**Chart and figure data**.
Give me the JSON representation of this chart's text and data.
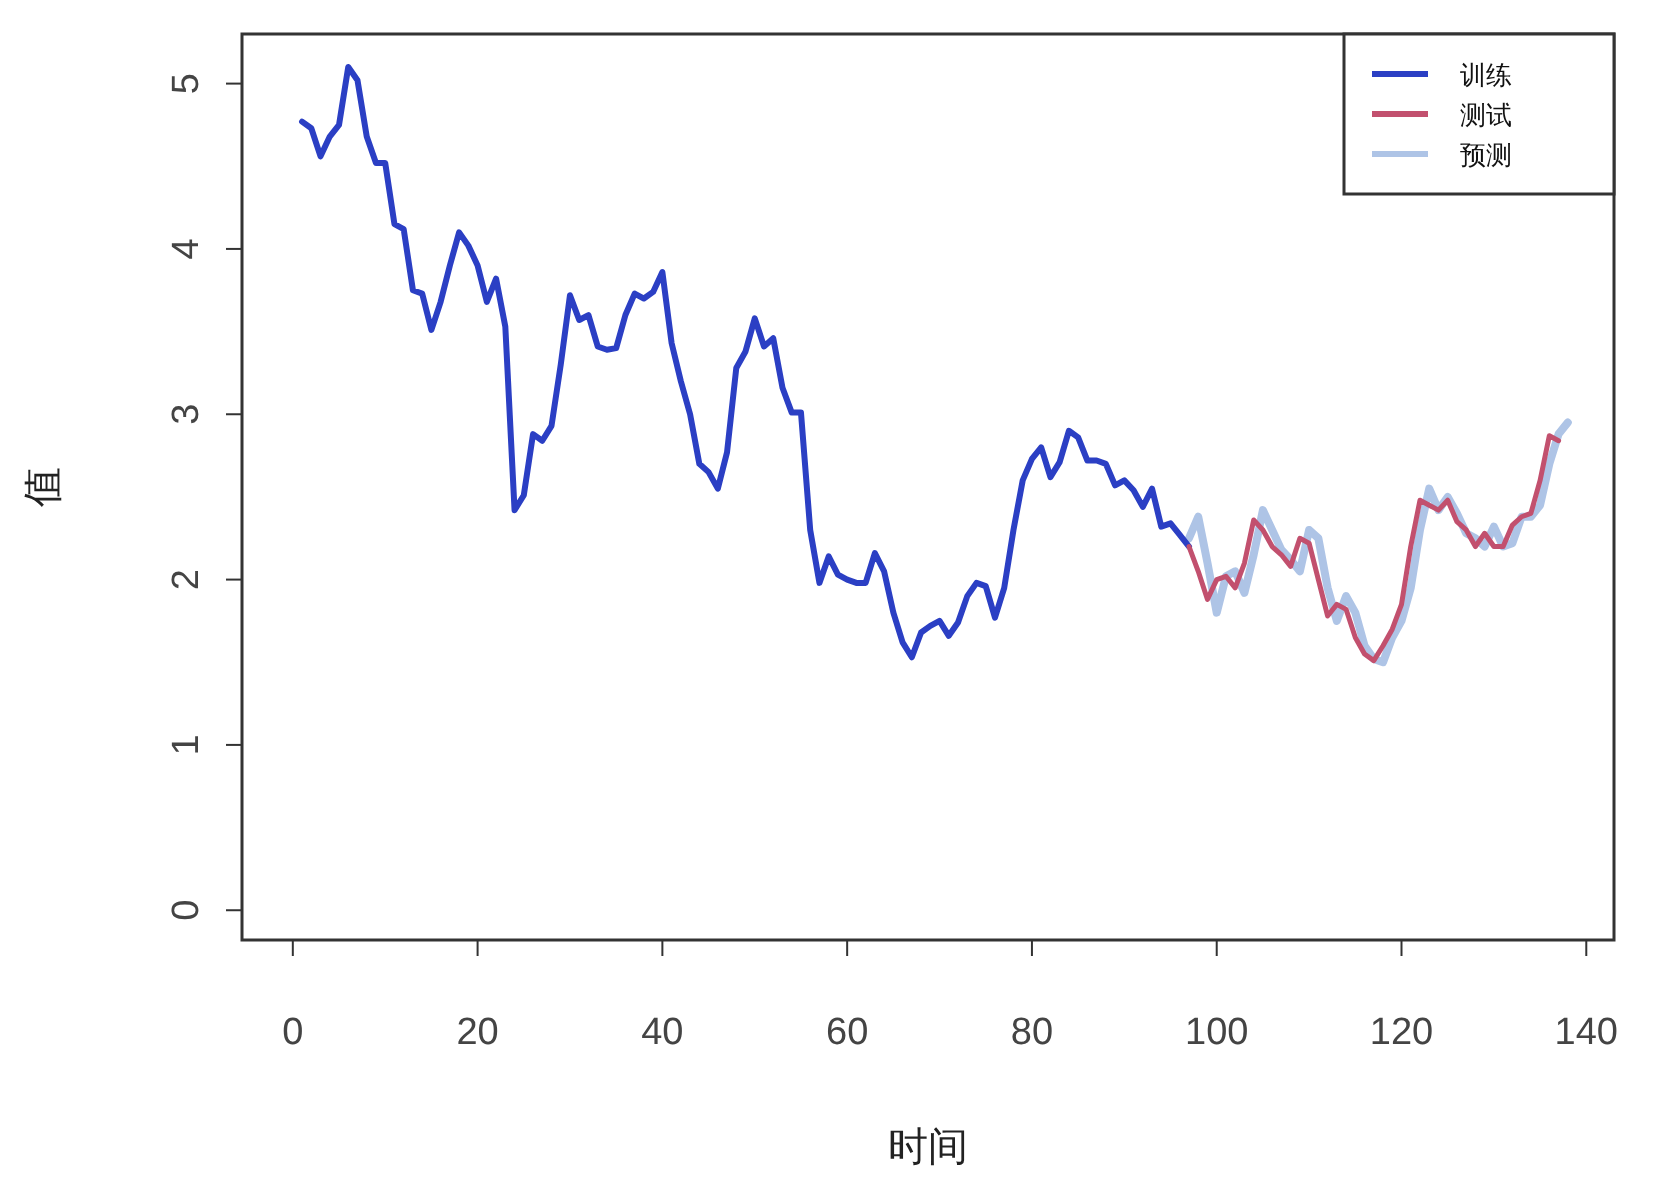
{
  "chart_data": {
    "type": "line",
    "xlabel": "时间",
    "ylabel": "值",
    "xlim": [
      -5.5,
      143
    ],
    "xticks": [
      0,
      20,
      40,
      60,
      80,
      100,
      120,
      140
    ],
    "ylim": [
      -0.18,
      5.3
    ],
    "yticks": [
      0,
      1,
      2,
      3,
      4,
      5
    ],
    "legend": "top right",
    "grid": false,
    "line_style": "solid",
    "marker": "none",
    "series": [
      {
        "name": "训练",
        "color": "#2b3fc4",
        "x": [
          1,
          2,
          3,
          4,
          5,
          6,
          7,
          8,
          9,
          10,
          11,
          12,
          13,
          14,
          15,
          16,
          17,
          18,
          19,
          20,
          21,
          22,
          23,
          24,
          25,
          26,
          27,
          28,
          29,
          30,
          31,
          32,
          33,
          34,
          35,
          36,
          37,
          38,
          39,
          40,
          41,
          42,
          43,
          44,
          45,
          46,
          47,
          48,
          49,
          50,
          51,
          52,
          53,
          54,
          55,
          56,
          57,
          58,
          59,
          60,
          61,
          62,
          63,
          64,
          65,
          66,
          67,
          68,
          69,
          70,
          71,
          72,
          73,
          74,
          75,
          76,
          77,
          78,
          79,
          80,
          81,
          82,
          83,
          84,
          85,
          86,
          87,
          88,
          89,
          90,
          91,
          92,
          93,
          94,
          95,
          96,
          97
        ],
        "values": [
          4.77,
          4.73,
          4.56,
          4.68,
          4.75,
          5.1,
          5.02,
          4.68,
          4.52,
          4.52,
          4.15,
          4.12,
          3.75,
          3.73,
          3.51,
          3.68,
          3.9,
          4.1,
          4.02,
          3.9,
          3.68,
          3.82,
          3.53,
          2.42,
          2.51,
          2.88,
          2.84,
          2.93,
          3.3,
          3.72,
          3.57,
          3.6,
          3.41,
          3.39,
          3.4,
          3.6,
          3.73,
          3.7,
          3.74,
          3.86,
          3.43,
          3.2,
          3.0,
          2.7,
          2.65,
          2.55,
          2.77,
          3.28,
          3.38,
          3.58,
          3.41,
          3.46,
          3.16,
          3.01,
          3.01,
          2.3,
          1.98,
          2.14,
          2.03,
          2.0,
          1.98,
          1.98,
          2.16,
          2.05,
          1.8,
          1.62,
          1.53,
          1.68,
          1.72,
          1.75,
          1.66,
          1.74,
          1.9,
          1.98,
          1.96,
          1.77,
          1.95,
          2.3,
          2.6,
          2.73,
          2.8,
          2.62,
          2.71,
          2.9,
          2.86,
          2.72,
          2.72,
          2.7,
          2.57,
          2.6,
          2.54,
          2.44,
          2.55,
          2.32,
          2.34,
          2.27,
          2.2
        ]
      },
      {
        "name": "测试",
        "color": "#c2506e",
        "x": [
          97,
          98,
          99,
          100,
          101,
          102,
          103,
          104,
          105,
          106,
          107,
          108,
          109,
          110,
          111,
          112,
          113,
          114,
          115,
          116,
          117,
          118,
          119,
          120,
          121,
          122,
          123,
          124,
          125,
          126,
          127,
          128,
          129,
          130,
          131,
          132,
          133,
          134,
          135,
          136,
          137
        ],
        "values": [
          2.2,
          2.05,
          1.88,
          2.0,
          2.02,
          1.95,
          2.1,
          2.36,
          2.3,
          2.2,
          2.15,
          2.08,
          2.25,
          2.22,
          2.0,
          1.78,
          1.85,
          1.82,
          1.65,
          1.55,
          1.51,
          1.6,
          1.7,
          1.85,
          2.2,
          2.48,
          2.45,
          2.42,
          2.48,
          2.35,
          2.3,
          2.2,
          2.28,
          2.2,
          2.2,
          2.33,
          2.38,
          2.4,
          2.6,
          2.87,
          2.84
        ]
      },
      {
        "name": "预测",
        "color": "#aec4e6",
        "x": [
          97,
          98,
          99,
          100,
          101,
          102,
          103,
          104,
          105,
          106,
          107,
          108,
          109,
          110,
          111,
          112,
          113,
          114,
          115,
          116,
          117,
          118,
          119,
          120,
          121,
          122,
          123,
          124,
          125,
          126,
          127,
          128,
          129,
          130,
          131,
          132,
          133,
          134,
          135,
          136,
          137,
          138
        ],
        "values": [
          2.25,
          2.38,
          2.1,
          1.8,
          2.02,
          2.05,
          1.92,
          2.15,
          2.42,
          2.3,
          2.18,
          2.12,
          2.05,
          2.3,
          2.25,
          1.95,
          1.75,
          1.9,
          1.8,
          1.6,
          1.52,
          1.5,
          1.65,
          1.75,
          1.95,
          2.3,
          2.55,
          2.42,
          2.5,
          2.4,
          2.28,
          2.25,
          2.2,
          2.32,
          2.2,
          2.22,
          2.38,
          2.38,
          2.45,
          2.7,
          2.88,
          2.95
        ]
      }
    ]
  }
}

--

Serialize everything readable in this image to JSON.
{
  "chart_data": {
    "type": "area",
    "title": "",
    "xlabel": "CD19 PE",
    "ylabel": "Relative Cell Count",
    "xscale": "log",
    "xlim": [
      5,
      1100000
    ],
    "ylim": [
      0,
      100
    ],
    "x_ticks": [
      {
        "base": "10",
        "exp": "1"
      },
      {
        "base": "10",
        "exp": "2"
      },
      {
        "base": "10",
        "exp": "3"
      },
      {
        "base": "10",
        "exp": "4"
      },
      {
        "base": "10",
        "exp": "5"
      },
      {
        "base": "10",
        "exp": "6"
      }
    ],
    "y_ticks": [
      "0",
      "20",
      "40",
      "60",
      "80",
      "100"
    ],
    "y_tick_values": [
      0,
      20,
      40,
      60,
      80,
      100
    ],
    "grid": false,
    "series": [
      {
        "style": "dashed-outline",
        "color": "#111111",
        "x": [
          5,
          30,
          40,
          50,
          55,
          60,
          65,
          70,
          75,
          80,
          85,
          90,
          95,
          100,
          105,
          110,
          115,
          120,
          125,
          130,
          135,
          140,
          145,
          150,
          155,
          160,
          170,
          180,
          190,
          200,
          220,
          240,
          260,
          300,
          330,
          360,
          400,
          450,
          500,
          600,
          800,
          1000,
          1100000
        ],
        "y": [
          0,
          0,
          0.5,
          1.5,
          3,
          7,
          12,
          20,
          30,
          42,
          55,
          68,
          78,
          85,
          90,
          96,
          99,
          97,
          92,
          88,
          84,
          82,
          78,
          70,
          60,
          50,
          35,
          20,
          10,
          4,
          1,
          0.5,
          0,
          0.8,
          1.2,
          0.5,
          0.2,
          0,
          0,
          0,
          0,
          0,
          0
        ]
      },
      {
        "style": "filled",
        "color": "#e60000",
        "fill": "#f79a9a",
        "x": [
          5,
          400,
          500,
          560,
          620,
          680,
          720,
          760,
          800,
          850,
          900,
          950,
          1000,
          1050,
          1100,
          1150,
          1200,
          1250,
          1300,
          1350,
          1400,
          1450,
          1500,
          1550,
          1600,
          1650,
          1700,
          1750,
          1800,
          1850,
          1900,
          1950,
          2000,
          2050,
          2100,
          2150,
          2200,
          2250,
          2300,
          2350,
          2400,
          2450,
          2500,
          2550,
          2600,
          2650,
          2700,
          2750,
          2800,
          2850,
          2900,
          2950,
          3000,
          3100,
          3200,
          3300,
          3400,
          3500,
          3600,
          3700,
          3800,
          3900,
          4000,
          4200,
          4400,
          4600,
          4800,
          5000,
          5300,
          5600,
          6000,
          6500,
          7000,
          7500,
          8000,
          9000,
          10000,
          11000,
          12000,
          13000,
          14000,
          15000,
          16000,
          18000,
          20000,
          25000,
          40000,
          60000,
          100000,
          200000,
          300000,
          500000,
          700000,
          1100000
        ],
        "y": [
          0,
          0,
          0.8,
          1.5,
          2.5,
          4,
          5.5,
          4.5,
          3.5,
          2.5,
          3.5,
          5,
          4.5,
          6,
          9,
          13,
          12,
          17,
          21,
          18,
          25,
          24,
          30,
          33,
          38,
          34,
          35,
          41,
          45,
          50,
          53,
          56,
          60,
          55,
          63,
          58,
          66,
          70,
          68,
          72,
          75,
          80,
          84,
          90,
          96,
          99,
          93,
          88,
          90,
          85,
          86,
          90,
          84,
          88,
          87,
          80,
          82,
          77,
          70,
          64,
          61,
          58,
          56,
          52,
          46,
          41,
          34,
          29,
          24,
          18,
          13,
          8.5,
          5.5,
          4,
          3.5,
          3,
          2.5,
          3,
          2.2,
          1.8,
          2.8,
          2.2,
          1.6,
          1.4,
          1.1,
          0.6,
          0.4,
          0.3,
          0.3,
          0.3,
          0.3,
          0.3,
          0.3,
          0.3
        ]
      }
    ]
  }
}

**EXERCISE REQUIREMENTS**. Work out how many lines above contain the word "color". Give only the number.

**RESPONSE TO THIS EXERCISE**. 5